What the task asks =
Rewrite the lines from the first one through the line that contains "capacity-value: 7.7 (808, 164, 856, 210)", changing every "status-text" to "status-label" and leaving everything else the same.
[Start Information supplied]
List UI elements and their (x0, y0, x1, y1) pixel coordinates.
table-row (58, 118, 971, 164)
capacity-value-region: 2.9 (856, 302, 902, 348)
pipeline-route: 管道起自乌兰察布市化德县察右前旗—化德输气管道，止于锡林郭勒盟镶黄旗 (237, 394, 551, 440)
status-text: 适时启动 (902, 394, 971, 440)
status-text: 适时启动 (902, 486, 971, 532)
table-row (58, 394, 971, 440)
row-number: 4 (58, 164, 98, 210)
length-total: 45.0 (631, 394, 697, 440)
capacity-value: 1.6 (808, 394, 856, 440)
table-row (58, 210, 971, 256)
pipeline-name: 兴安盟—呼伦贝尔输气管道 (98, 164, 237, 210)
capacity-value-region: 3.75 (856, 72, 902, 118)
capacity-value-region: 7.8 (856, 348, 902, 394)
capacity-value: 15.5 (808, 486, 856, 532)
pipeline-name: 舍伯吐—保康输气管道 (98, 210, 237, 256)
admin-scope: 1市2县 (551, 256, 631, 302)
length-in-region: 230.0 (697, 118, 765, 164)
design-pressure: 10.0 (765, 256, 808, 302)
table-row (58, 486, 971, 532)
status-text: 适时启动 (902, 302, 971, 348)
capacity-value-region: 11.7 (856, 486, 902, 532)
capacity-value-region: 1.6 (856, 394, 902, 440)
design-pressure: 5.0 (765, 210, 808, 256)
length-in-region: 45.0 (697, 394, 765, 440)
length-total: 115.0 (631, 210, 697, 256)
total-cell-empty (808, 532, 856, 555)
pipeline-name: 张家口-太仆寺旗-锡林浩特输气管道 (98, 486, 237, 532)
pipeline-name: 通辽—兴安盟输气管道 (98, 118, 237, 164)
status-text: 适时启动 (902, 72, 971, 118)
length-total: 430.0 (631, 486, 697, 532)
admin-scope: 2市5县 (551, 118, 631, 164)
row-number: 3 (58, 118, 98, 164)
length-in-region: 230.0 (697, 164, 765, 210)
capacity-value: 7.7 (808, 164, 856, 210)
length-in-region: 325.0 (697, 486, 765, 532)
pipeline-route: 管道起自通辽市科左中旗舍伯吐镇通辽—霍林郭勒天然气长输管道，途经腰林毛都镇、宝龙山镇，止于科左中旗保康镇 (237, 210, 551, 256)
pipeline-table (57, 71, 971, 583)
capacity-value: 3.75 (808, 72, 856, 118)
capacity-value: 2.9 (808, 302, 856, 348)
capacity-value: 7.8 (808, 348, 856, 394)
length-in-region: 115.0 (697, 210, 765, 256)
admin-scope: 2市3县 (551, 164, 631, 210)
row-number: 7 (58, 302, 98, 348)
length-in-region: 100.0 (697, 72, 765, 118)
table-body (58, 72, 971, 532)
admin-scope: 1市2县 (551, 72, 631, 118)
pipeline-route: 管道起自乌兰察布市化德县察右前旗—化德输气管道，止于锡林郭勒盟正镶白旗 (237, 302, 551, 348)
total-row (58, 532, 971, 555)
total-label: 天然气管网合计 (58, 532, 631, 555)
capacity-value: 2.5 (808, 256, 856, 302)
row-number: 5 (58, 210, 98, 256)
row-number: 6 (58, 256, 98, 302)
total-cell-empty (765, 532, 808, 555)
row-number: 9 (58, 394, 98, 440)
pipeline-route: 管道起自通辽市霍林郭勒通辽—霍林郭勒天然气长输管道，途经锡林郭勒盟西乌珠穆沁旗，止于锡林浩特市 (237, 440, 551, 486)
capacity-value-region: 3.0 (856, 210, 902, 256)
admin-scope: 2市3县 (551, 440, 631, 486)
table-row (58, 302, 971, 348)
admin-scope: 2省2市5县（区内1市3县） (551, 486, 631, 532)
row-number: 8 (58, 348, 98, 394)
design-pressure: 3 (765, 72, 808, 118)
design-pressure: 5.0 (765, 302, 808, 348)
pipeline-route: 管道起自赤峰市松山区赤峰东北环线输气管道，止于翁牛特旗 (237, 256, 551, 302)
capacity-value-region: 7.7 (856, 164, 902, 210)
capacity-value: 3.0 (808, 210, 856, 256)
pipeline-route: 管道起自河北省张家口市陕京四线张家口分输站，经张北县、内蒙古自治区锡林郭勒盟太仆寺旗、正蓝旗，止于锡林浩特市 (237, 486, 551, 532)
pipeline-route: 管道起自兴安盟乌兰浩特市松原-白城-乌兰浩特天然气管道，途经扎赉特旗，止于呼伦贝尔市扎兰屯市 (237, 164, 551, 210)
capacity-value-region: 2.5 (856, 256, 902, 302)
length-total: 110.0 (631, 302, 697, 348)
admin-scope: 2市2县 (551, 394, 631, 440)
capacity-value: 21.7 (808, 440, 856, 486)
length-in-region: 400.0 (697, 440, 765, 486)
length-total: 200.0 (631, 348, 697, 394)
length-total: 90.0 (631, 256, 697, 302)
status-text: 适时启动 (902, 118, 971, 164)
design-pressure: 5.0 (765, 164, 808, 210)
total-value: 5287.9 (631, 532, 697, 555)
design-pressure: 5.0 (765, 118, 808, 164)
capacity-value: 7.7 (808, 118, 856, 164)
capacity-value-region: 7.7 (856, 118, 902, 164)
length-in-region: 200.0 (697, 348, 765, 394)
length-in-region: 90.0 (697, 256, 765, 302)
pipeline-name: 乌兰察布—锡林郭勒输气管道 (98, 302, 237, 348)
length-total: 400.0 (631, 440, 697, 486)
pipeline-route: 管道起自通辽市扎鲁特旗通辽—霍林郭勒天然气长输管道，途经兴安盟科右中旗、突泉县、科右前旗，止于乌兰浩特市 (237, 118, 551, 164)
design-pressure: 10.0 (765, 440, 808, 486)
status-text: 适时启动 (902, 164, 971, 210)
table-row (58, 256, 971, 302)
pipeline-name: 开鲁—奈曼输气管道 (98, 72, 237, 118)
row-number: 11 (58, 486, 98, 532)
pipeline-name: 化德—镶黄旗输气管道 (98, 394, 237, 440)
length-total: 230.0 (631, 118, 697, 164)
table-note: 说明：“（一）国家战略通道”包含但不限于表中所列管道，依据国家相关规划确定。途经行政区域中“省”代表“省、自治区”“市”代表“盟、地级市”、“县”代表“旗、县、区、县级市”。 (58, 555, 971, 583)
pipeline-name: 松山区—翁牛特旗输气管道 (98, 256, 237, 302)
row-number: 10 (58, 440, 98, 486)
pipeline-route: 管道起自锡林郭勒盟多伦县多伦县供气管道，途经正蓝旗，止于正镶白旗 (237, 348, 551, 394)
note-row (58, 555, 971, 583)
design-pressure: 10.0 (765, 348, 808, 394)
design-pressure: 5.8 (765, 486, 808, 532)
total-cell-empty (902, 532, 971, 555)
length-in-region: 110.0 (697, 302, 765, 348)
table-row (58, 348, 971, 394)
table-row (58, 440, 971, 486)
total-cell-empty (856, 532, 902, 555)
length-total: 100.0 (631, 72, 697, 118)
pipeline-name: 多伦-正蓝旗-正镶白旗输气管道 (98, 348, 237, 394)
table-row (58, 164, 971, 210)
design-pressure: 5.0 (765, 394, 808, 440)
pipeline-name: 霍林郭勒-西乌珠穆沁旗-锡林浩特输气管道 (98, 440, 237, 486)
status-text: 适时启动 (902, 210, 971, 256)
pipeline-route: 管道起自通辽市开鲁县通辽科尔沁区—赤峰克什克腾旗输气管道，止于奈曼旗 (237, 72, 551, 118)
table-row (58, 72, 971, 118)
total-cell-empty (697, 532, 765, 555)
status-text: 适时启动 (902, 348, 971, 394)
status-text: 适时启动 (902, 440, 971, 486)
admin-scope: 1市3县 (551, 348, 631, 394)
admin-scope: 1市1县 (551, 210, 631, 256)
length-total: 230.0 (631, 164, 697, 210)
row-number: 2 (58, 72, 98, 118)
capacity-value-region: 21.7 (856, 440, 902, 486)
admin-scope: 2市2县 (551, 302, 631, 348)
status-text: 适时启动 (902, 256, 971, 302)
[End Information supplied]
Task result =
List UI elements and their (x0, y0, x1, y1) pixel coordinates.
table-row (58, 118, 971, 164)
capacity-value-region: 2.9 (856, 302, 902, 348)
pipeline-route: 管道起自乌兰察布市化德县察右前旗—化德输气管道，止于锡林郭勒盟镶黄旗 (237, 394, 551, 440)
status-label: 适时启动 (902, 394, 971, 440)
status-label: 适时启动 (902, 486, 971, 532)
table-row (58, 394, 971, 440)
row-number: 4 (58, 164, 98, 210)
length-total: 45.0 (631, 394, 697, 440)
capacity-value: 1.6 (808, 394, 856, 440)
table-row (58, 210, 971, 256)
pipeline-name: 兴安盟—呼伦贝尔输气管道 (98, 164, 237, 210)
capacity-value-region: 3.75 (856, 72, 902, 118)
capacity-value-region: 7.8 (856, 348, 902, 394)
capacity-value: 15.5 (808, 486, 856, 532)
pipeline-name: 舍伯吐—保康输气管道 (98, 210, 237, 256)
admin-scope: 1市2县 (551, 256, 631, 302)
length-in-region: 230.0 (697, 118, 765, 164)
design-pressure: 10.0 (765, 256, 808, 302)
table-row (58, 486, 971, 532)
status-label: 适时启动 (902, 302, 971, 348)
capacity-value-region: 11.7 (856, 486, 902, 532)
capacity-value-region: 1.6 (856, 394, 902, 440)
design-pressure: 5.0 (765, 210, 808, 256)
length-in-region: 45.0 (697, 394, 765, 440)
length-total: 115.0 (631, 210, 697, 256)
total-cell-empty (808, 532, 856, 555)
pipeline-name: 张家口-太仆寺旗-锡林浩特输气管道 (98, 486, 237, 532)
pipeline-name: 通辽—兴安盟输气管道 (98, 118, 237, 164)
status-label: 适时启动 (902, 72, 971, 118)
length-total: 430.0 (631, 486, 697, 532)
admin-scope: 2市5县 (551, 118, 631, 164)
row-number: 3 (58, 118, 98, 164)
length-in-region: 230.0 (697, 164, 765, 210)
capacity-value: 7.7 (808, 164, 856, 210)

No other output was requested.